• [Given request]: Copy out every line in which the string "this" occurs.

---

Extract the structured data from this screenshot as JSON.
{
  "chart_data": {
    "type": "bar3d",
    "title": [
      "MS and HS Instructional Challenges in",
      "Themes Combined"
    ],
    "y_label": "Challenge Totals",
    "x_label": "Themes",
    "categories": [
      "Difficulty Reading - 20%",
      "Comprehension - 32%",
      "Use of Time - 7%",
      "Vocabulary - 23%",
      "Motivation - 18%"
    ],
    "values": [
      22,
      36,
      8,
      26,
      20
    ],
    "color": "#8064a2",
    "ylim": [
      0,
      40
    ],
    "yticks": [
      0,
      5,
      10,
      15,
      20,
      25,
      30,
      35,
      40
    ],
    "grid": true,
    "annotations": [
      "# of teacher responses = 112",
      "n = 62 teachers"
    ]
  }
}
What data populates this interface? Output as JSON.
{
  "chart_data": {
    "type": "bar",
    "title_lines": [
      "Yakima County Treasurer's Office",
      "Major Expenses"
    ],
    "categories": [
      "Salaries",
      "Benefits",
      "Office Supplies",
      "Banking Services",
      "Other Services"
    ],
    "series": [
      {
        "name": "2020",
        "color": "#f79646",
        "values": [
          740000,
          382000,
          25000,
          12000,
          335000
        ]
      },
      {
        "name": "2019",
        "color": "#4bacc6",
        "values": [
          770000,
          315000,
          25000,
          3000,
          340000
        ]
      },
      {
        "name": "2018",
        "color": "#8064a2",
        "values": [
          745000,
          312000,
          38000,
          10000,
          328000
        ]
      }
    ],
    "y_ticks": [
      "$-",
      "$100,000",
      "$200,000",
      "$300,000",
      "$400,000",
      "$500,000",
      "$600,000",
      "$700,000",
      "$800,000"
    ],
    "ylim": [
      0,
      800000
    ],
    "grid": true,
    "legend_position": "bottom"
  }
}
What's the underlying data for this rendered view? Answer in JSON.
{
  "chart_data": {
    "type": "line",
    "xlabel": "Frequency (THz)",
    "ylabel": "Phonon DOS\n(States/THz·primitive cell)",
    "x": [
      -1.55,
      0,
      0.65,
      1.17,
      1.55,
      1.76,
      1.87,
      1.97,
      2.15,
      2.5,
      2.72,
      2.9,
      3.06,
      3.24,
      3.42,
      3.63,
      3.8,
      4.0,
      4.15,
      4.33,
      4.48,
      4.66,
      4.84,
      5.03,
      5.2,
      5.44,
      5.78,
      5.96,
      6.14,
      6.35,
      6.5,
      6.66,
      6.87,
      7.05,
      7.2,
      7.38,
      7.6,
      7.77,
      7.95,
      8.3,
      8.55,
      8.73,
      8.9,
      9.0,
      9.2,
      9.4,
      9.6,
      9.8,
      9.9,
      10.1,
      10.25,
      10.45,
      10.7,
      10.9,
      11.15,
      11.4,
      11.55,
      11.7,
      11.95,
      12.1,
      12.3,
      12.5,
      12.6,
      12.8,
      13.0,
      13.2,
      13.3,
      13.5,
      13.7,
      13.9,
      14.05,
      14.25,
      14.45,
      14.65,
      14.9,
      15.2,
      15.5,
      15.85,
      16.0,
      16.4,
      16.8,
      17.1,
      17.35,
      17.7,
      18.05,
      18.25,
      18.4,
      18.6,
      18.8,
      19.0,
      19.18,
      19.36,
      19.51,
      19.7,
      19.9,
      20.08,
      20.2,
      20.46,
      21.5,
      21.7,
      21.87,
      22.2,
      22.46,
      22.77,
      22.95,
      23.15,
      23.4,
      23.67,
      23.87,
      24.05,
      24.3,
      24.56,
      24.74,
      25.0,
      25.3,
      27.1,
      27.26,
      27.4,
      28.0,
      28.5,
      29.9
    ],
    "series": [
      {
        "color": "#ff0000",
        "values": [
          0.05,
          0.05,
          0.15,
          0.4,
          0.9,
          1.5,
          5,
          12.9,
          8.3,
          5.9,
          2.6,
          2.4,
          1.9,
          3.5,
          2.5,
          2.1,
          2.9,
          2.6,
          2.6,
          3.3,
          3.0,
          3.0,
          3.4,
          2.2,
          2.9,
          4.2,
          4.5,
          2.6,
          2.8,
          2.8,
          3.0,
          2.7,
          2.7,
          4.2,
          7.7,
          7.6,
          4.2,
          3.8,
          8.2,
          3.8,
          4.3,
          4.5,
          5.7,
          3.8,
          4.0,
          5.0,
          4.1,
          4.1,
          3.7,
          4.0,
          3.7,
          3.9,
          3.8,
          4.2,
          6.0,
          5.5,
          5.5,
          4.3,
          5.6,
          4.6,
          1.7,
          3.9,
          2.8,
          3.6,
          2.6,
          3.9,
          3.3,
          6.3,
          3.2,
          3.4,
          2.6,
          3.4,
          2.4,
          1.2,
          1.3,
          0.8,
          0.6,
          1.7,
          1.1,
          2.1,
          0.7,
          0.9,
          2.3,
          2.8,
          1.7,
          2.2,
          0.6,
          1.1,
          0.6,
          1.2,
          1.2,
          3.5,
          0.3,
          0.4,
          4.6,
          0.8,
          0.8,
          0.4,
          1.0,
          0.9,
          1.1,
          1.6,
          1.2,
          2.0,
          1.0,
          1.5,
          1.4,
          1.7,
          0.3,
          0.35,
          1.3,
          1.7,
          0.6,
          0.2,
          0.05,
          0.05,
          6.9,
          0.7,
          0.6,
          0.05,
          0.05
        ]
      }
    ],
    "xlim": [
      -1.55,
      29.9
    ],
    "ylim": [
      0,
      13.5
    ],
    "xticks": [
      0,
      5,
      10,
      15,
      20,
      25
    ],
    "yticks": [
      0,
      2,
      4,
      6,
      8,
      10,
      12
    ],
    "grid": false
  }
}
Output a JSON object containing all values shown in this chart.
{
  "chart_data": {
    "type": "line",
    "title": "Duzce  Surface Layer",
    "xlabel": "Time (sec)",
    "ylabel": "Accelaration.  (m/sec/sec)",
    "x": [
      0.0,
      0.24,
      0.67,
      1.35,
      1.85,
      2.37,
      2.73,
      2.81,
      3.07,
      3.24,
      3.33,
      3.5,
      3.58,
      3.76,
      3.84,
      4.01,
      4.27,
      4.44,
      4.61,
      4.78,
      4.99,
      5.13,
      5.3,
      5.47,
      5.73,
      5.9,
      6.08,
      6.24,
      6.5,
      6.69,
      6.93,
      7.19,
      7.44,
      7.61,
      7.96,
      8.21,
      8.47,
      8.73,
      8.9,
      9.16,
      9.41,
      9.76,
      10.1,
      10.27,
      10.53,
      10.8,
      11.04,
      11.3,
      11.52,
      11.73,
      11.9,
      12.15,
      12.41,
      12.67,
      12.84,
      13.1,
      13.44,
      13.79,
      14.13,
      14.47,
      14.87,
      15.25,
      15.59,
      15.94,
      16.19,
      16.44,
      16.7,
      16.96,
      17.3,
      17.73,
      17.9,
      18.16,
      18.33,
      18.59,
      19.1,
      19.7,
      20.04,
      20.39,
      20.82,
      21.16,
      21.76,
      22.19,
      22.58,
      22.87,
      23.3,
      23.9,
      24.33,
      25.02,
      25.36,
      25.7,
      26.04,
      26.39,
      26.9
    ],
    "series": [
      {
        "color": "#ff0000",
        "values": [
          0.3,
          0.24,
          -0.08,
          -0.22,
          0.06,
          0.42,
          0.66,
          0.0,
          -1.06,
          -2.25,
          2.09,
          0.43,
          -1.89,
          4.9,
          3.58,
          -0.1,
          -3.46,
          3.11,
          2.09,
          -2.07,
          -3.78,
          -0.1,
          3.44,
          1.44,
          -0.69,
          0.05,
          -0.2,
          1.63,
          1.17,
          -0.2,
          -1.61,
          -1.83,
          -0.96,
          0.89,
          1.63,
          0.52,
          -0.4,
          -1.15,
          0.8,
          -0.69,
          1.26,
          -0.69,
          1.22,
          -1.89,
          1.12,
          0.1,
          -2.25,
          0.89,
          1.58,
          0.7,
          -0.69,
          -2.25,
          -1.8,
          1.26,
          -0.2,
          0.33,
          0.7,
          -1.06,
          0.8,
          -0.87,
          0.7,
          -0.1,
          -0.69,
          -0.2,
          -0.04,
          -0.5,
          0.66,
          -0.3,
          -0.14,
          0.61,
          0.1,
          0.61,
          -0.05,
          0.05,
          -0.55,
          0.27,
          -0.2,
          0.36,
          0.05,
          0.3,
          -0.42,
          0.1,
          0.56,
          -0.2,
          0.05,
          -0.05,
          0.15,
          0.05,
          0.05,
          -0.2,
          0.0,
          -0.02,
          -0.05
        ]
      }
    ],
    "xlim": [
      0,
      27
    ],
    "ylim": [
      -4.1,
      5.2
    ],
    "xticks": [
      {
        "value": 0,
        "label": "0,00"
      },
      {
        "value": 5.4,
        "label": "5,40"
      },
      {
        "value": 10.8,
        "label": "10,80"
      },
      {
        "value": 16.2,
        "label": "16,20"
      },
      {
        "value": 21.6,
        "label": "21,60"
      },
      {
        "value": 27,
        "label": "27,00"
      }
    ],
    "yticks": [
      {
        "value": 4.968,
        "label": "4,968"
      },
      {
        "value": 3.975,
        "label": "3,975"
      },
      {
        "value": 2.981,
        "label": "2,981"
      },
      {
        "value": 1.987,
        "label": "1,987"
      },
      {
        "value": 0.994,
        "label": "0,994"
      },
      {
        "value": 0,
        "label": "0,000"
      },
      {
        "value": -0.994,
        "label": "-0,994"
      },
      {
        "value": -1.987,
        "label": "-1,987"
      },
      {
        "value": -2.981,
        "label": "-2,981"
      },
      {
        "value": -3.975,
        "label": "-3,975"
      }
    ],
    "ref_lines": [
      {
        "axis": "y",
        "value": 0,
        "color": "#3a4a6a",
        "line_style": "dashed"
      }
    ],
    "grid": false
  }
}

---

• [Completed exercise]:
Extract the structured data from this screenshot as JSON.
What data populates this interface? Output as JSON.
What's the underlying data for this rendered view? Answer in JSON.
Output a JSON object containing all values shown in this chart.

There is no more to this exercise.